• [Required task]: Each record below is to be reproduced without any change.

• [Data to use]:
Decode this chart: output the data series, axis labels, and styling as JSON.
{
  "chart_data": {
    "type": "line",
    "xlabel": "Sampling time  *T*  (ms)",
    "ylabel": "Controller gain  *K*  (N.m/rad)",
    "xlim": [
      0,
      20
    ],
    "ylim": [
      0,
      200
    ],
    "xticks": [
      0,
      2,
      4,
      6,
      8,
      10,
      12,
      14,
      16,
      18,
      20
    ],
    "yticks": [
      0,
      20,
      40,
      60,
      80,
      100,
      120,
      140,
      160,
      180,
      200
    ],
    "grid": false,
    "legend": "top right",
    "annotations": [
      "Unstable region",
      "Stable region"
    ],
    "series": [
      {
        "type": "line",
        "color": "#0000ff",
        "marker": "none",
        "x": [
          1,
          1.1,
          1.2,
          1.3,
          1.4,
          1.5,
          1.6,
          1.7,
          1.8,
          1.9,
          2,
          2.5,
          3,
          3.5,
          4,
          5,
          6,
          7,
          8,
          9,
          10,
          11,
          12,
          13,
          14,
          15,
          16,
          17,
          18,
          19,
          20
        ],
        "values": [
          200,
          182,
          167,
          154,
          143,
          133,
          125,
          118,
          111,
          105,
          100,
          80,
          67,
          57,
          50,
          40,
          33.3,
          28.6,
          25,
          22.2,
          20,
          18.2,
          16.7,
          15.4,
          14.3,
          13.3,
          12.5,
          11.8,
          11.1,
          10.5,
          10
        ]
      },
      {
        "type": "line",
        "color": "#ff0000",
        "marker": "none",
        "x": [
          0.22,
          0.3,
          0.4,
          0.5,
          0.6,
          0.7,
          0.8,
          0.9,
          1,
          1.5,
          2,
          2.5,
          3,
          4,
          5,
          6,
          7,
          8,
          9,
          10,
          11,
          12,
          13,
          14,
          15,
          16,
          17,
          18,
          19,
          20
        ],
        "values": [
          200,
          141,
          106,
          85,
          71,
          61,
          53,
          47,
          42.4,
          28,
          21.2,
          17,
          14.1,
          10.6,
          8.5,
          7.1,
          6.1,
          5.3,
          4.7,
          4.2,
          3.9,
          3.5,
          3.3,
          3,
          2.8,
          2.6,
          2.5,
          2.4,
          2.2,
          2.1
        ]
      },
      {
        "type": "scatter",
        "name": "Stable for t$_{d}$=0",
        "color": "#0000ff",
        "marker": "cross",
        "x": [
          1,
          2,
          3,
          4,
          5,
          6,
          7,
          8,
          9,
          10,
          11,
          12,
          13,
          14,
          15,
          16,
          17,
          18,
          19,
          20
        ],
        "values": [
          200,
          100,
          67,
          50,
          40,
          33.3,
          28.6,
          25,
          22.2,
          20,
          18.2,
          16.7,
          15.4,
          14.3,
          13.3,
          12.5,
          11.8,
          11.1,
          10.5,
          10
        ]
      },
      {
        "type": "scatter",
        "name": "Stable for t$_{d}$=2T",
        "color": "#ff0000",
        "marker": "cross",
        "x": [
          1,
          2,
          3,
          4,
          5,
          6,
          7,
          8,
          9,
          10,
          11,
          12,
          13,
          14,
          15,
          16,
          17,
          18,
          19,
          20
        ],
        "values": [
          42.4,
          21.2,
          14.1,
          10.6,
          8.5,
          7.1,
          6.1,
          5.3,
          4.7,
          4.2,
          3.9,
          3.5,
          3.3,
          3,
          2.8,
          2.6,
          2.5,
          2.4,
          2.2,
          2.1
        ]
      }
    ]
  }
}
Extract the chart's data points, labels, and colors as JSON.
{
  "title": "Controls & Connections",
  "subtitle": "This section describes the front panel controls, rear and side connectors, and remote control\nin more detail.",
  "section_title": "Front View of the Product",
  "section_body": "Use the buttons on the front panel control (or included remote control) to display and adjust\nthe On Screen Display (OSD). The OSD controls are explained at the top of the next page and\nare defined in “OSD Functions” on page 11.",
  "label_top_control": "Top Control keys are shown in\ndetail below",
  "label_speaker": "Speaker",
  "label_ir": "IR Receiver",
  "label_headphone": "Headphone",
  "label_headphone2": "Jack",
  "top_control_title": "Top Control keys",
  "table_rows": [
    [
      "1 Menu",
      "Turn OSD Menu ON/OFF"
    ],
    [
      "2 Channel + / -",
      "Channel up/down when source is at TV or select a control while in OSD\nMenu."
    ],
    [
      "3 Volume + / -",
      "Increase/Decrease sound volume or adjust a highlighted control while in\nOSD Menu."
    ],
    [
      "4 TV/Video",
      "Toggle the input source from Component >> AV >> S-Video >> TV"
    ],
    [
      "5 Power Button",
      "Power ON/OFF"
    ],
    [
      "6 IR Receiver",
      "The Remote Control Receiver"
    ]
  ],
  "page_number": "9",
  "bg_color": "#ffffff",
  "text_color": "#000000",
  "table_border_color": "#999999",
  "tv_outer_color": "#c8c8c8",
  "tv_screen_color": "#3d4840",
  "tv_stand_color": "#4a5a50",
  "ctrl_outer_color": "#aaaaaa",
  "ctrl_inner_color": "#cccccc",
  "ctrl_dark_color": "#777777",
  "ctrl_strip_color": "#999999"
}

• [Written reply]:
Decode this chart: output the data series, axis labels, and styling as JSON.
{
  "chart_data": {
    "type": "line",
    "xlabel": "Sampling time  *T*  (ms)",
    "ylabel": "Controller gain  *K*  (N.m/rad)",
    "xlim": [
      0,
      20
    ],
    "ylim": [
      0,
      200
    ],
    "xticks": [
      0,
      2,
      4,
      6,
      8,
      10,
      12,
      14,
      16,
      18,
      20
    ],
    "yticks": [
      0,
      20,
      40,
      60,
      80,
      100,
      120,
      140,
      160,
      180,
      200
    ],
    "grid": false,
    "legend": "top right",
    "annotations": [
      "Unstable region",
      "Stable region"
    ],
    "series": [
      {
        "type": "line",
        "color": "#0000ff",
        "marker": "none",
        "x": [
          1,
          1.1,
          1.2,
          1.3,
          1.4,
          1.5,
          1.6,
          1.7,
          1.8,
          1.9,
          2,
          2.5,
          3,
          3.5,
          4,
          5,
          6,
          7,
          8,
          9,
          10,
          11,
          12,
          13,
          14,
          15,
          16,
          17,
          18,
          19,
          20
        ],
        "values": [
          200,
          182,
          167,
          154,
          143,
          133,
          125,
          118,
          111,
          105,
          100,
          80,
          67,
          57,
          50,
          40,
          33.3,
          28.6,
          25,
          22.2,
          20,
          18.2,
          16.7,
          15.4,
          14.3,
          13.3,
          12.5,
          11.8,
          11.1,
          10.5,
          10
        ]
      },
      {
        "type": "line",
        "color": "#ff0000",
        "marker": "none",
        "x": [
          0.22,
          0.3,
          0.4,
          0.5,
          0.6,
          0.7,
          0.8,
          0.9,
          1,
          1.5,
          2,
          2.5,
          3,
          4,
          5,
          6,
          7,
          8,
          9,
          10,
          11,
          12,
          13,
          14,
          15,
          16,
          17,
          18,
          19,
          20
        ],
        "values": [
          200,
          141,
          106,
          85,
          71,
          61,
          53,
          47,
          42.4,
          28,
          21.2,
          17,
          14.1,
          10.6,
          8.5,
          7.1,
          6.1,
          5.3,
          4.7,
          4.2,
          3.9,
          3.5,
          3.3,
          3,
          2.8,
          2.6,
          2.5,
          2.4,
          2.2,
          2.1
        ]
      },
      {
        "type": "scatter",
        "name": "Stable for t$_{d}$=0",
        "color": "#0000ff",
        "marker": "cross",
        "x": [
          1,
          2,
          3,
          4,
          5,
          6,
          7,
          8,
          9,
          10,
          11,
          12,
          13,
          14,
          15,
          16,
          17,
          18,
          19,
          20
        ],
        "values": [
          200,
          100,
          67,
          50,
          40,
          33.3,
          28.6,
          25,
          22.2,
          20,
          18.2,
          16.7,
          15.4,
          14.3,
          13.3,
          12.5,
          11.8,
          11.1,
          10.5,
          10
        ]
      },
      {
        "type": "scatter",
        "name": "Stable for t$_{d}$=2T",
        "color": "#ff0000",
        "marker": "cross",
        "x": [
          1,
          2,
          3,
          4,
          5,
          6,
          7,
          8,
          9,
          10,
          11,
          12,
          13,
          14,
          15,
          16,
          17,
          18,
          19,
          20
        ],
        "values": [
          42.4,
          21.2,
          14.1,
          10.6,
          8.5,
          7.1,
          6.1,
          5.3,
          4.7,
          4.2,
          3.9,
          3.5,
          3.3,
          3,
          2.8,
          2.6,
          2.5,
          2.4,
          2.2,
          2.1
        ]
      }
    ]
  }
}
Extract the chart's data points, labels, and colors as JSON.
{
  "title": "Controls & Connections",
  "subtitle": "This section describes the front panel controls, rear and side connectors, and remote control\nin more detail.",
  "section_title": "Front View of the Product",
  "section_body": "Use the buttons on the front panel control (or included remote control) to display and adjust\nthe On Screen Display (OSD). The OSD controls are explained at the top of the next page and\nare defined in “OSD Functions” on page 11.",
  "label_top_control": "Top Control keys are shown in\ndetail below",
  "label_speaker": "Speaker",
  "label_ir": "IR Receiver",
  "label_headphone": "Headphone",
  "label_headphone2": "Jack",
  "top_control_title": "Top Control keys",
  "table_rows": [
    [
      "1 Menu",
      "Turn OSD Menu ON/OFF"
    ],
    [
      "2 Channel + / -",
      "Channel up/down when source is at TV or select a control while in OSD\nMenu."
    ],
    [
      "3 Volume + / -",
      "Increase/Decrease sound volume or adjust a highlighted control while in\nOSD Menu."
    ],
    [
      "4 TV/Video",
      "Toggle the input source from Component >> AV >> S-Video >> TV"
    ],
    [
      "5 Power Button",
      "Power ON/OFF"
    ],
    [
      "6 IR Receiver",
      "The Remote Control Receiver"
    ]
  ],
  "page_number": "9",
  "bg_color": "#ffffff",
  "text_color": "#000000",
  "table_border_color": "#999999",
  "tv_outer_color": "#c8c8c8",
  "tv_screen_color": "#3d4840",
  "tv_stand_color": "#4a5a50",
  "ctrl_outer_color": "#aaaaaa",
  "ctrl_inner_color": "#cccccc",
  "ctrl_dark_color": "#777777",
  "ctrl_strip_color": "#999999"
}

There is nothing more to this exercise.